>>>

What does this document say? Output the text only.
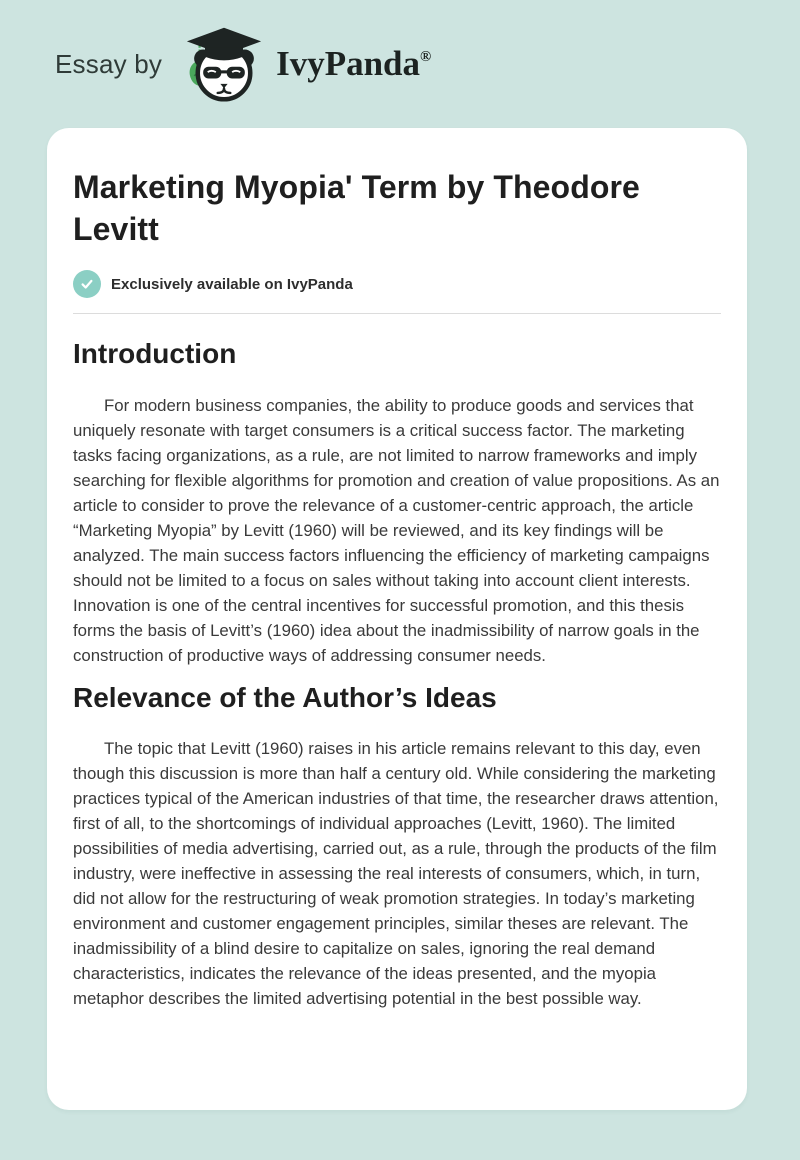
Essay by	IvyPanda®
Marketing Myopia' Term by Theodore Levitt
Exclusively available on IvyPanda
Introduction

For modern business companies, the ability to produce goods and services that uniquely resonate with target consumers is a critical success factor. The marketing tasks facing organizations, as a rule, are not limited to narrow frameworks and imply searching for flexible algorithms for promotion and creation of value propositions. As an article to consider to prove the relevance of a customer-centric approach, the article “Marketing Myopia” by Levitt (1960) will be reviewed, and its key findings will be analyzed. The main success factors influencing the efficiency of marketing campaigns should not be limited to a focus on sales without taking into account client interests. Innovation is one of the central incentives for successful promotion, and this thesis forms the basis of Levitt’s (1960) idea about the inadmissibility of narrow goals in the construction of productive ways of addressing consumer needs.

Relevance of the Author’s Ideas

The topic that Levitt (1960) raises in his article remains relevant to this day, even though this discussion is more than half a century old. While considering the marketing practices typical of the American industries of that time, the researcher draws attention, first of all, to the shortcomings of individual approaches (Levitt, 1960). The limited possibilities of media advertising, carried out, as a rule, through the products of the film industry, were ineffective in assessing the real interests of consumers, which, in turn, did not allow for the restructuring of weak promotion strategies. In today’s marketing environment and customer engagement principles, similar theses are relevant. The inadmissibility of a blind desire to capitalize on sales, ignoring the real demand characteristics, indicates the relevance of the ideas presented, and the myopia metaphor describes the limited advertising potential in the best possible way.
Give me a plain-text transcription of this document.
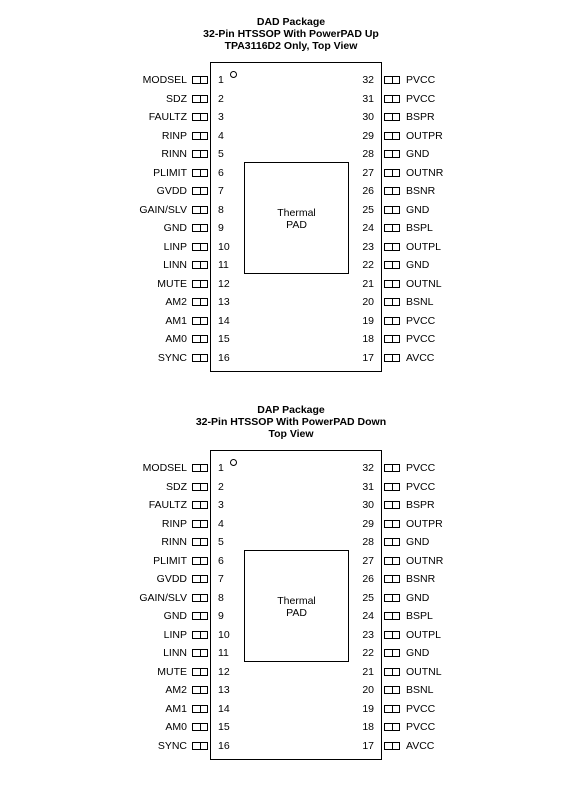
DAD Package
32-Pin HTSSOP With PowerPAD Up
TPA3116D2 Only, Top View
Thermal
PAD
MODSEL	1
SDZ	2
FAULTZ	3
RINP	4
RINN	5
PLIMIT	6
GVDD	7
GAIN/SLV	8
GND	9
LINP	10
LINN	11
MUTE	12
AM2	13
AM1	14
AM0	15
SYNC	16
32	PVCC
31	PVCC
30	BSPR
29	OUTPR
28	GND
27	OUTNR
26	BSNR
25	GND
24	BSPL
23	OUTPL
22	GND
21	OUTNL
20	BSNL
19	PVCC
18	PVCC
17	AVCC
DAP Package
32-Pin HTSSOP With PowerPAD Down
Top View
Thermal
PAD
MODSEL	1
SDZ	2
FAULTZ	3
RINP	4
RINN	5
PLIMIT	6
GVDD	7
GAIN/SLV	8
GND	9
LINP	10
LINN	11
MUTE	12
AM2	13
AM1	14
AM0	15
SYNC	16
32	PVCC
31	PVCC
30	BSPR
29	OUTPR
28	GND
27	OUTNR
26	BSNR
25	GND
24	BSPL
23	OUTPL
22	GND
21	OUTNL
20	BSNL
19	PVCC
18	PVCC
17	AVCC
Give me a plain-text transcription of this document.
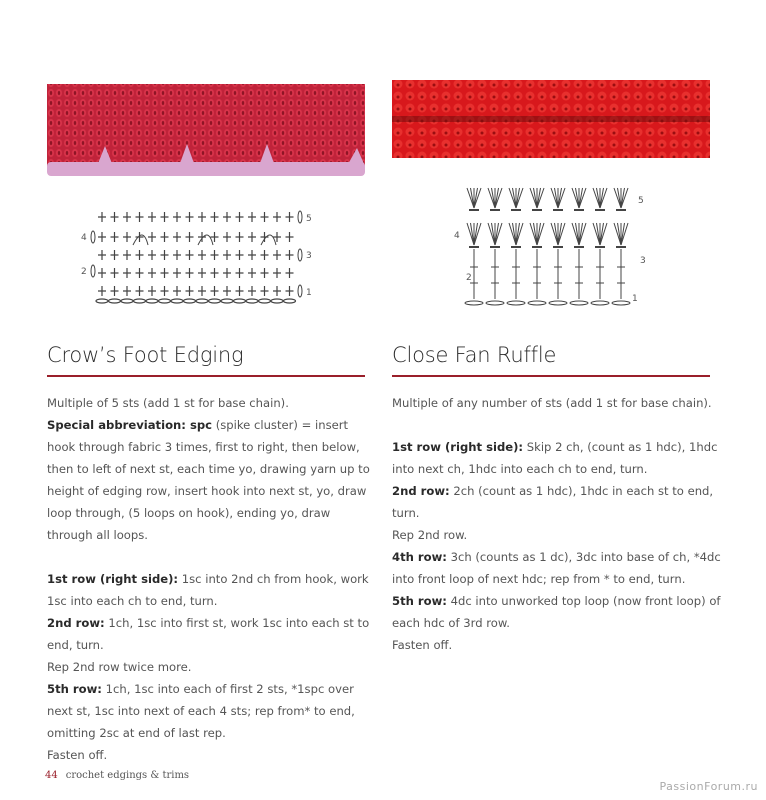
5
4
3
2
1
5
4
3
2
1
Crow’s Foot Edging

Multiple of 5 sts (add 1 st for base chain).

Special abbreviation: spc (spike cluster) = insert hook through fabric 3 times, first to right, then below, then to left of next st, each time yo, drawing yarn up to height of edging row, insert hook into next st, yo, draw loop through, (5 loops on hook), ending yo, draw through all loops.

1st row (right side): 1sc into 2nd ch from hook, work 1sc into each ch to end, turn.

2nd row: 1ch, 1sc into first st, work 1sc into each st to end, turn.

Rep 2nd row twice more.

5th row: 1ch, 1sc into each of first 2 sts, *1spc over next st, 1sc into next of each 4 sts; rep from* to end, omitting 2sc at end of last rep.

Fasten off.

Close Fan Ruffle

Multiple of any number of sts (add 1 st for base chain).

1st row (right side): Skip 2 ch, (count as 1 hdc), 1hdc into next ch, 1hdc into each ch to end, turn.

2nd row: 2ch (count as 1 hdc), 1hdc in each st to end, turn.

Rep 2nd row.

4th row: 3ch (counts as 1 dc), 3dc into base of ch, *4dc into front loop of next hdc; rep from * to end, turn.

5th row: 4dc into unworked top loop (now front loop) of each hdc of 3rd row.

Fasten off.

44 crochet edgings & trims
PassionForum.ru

<<<
>>>

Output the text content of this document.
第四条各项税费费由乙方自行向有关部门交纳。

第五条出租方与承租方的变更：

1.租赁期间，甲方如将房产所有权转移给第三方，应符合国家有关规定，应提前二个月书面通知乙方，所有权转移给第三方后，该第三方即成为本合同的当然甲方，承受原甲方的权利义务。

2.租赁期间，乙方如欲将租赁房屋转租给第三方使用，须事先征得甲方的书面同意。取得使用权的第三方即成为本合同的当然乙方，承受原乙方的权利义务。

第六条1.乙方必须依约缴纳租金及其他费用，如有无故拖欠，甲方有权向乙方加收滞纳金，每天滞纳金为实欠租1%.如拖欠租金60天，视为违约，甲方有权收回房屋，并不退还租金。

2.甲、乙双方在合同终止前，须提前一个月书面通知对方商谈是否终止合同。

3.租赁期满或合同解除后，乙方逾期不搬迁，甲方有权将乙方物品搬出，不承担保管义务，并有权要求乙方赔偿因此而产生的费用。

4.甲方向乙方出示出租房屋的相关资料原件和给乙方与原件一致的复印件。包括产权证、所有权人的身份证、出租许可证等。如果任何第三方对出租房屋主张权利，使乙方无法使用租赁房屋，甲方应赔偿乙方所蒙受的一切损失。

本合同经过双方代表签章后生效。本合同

<<<
>>>

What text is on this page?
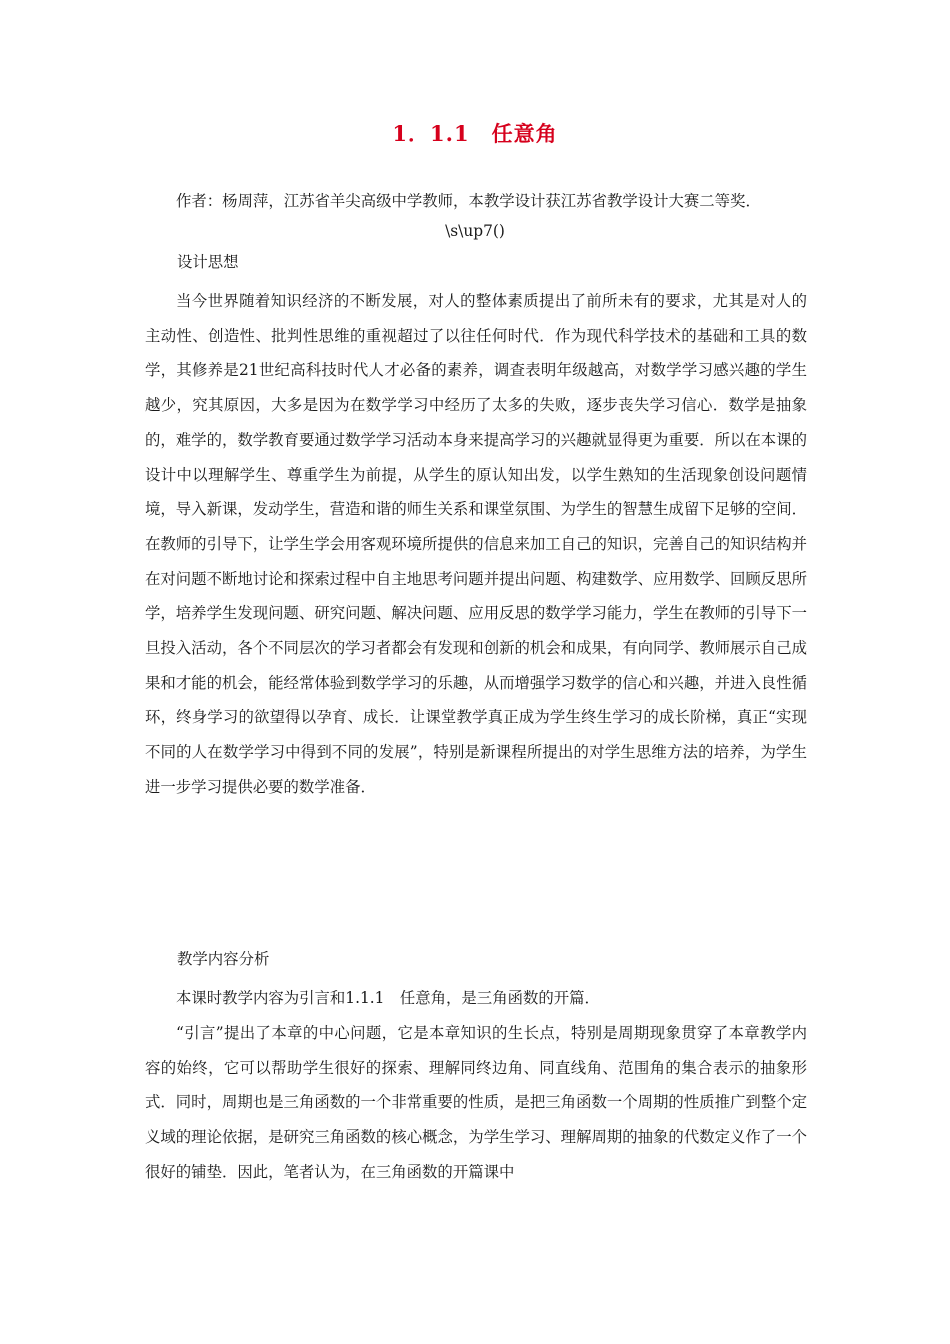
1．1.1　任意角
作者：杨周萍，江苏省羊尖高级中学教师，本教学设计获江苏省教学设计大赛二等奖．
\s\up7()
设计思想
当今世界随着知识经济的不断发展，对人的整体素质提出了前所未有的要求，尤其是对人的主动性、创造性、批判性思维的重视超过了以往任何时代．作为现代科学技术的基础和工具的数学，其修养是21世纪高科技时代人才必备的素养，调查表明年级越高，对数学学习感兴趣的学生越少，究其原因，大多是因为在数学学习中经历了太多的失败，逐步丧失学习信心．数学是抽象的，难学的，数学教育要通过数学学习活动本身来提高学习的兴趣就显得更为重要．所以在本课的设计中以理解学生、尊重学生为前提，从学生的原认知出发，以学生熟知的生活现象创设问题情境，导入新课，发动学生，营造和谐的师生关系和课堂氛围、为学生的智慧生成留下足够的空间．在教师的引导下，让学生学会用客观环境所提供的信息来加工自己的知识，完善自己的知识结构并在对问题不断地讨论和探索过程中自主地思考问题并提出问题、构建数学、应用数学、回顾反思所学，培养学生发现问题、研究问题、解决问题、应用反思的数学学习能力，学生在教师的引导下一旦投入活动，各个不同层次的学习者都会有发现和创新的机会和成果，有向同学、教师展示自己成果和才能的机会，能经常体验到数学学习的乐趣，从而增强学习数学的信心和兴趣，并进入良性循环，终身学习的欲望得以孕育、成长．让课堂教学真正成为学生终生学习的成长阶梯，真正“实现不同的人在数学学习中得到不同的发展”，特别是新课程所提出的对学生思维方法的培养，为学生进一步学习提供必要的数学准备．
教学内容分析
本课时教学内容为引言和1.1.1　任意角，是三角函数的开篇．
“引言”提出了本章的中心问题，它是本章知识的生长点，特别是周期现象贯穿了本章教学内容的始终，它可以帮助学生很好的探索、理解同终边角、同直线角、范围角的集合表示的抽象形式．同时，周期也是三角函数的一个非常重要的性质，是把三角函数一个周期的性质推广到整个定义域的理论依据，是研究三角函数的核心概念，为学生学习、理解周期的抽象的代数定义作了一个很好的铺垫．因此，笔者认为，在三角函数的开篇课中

<<<

▸ **Work to do**
Search the entries for "loop" and copy out each line that has it.

▸ **Output for this exercise**
Special abbreviation: spc (spike cluster) = insert hook through fabric 3 times, first to right, then below, then to left of next st, each time yo, drawing yarn up to height of edging row, insert hook into next st, yo, draw loop through, (5 loops on hook), ending yo, draw through all loops.
4th row: 3ch (counts as 1 dc), 3dc into base of ch, *4dc into front loop of next hdc; rep from * to end, turn.
5th row: 4dc into unworked top loop (now front loop) of each hdc of 3rd row.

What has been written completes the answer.